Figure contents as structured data
○ ○ ○ ○ ○

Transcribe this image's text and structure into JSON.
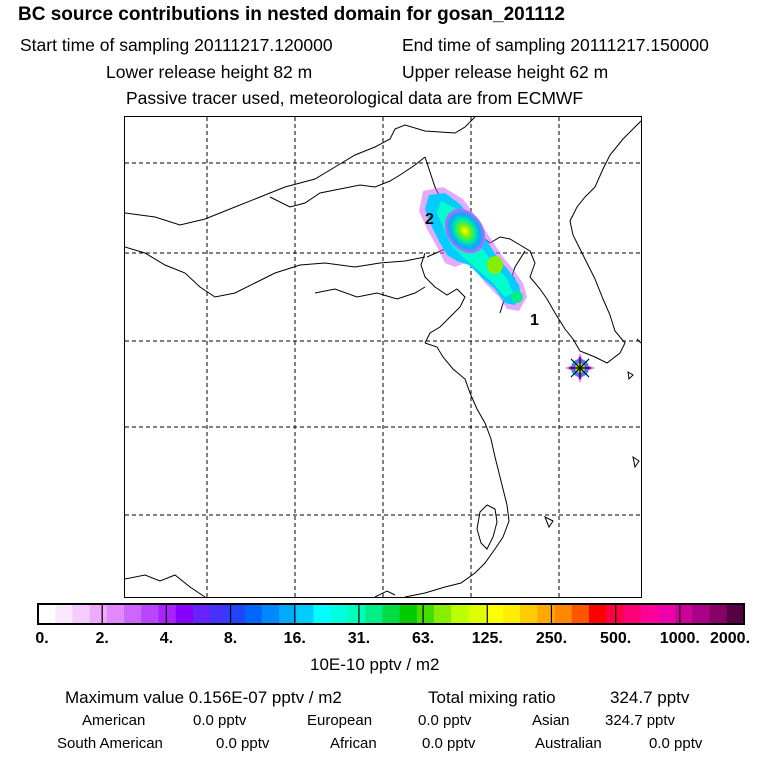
{
  "header": {
    "title": "BC  source contributions in nested domain for gosan_201112",
    "start_label": "Start time of sampling 20111217.120000",
    "end_label": "End time of sampling 20111217.150000",
    "lower_label": "Lower release height   82 m",
    "upper_label": "Upper release height   62 m",
    "note": "Passive tracer used, meteorological data are from ECMWF"
  },
  "map": {
    "site_labels": [
      "2",
      "1"
    ]
  },
  "colorbar": {
    "ticks": [
      "0.",
      "2.",
      "4.",
      "8.",
      "16.",
      "31.",
      "63.",
      "125.",
      "250.",
      "500.",
      "1000.",
      "2000."
    ],
    "unit": "10E-10 pptv / m2",
    "colors": [
      "#ffffff",
      "#fbe8ff",
      "#f5ccff",
      "#eeaaff",
      "#e488ff",
      "#cc66ff",
      "#bb44ff",
      "#aa22ff",
      "#8800ff",
      "#6622ff",
      "#4433ff",
      "#2244ff",
      "#0066ff",
      "#0088ff",
      "#00aaff",
      "#00ccff",
      "#00ffff",
      "#00ffdd",
      "#00ffbb",
      "#00ee88",
      "#00dd44",
      "#00cc00",
      "#44dd00",
      "#88ee00",
      "#bbff00",
      "#ddff00",
      "#ffff00",
      "#ffee00",
      "#ffcc00",
      "#ffaa00",
      "#ff8800",
      "#ff5500",
      "#ff0000",
      "#ff0044",
      "#ff0077",
      "#ff0099",
      "#ee00aa",
      "#cc0099",
      "#aa0088",
      "#880066",
      "#550044"
    ]
  },
  "stats": {
    "max_label": "Maximum value  0.156E-07 pptv / m2",
    "total_label": "Total mixing ratio",
    "total_value": "324.7 pptv",
    "american_label": "American",
    "american_value": "0.0 pptv",
    "european_label": "European",
    "european_value": "0.0 pptv",
    "asian_label": "Asian",
    "asian_value": "324.7 pptv",
    "south_american_label": "South American",
    "south_american_value": "0.0 pptv",
    "african_label": "African",
    "african_value": "0.0 pptv",
    "australian_label": "Australian",
    "australian_value": "0.0 pptv"
  }
}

○ ○ ○ ○ ○

§ The request:
Transcribe the records above exactly, leaving out every picture.

§ Output for this exercise:
Transcribe this image's text and structure into JSON.
{
  "header": {
    "title": "BC  source contributions in nested domain for gosan_201112",
    "start_label": "Start time of sampling 20111217.120000",
    "end_label": "End time of sampling 20111217.150000",
    "lower_label": "Lower release height   82 m",
    "upper_label": "Upper release height   62 m",
    "note": "Passive tracer used, meteorological data are from ECMWF"
  },
  "map": {
    "site_labels": [
      "2",
      "1"
    ]
  },
  "colorbar": {
    "ticks": [
      "0.",
      "2.",
      "4.",
      "8.",
      "16.",
      "31.",
      "63.",
      "125.",
      "250.",
      "500.",
      "1000.",
      "2000."
    ],
    "unit": "10E-10 pptv / m2",
    "colors": [
      "#ffffff",
      "#fbe8ff",
      "#f5ccff",
      "#eeaaff",
      "#e488ff",
      "#cc66ff",
      "#bb44ff",
      "#aa22ff",
      "#8800ff",
      "#6622ff",
      "#4433ff",
      "#2244ff",
      "#0066ff",
      "#0088ff",
      "#00aaff",
      "#00ccff",
      "#00ffff",
      "#00ffdd",
      "#00ffbb",
      "#00ee88",
      "#00dd44",
      "#00cc00",
      "#44dd00",
      "#88ee00",
      "#bbff00",
      "#ddff00",
      "#ffff00",
      "#ffee00",
      "#ffcc00",
      "#ffaa00",
      "#ff8800",
      "#ff5500",
      "#ff0000",
      "#ff0044",
      "#ff0077",
      "#ff0099",
      "#ee00aa",
      "#cc0099",
      "#aa0088",
      "#880066",
      "#550044"
    ]
  },
  "stats": {
    "max_label": "Maximum value  0.156E-07 pptv / m2",
    "total_label": "Total mixing ratio",
    "total_value": "324.7 pptv",
    "american_label": "American",
    "american_value": "0.0 pptv",
    "european_label": "European",
    "european_value": "0.0 pptv",
    "asian_label": "Asian",
    "asian_value": "324.7 pptv",
    "south_american_label": "South American",
    "south_american_value": "0.0 pptv",
    "african_label": "African",
    "african_value": "0.0 pptv",
    "australian_label": "Australian",
    "australian_value": "0.0 pptv"
  }
}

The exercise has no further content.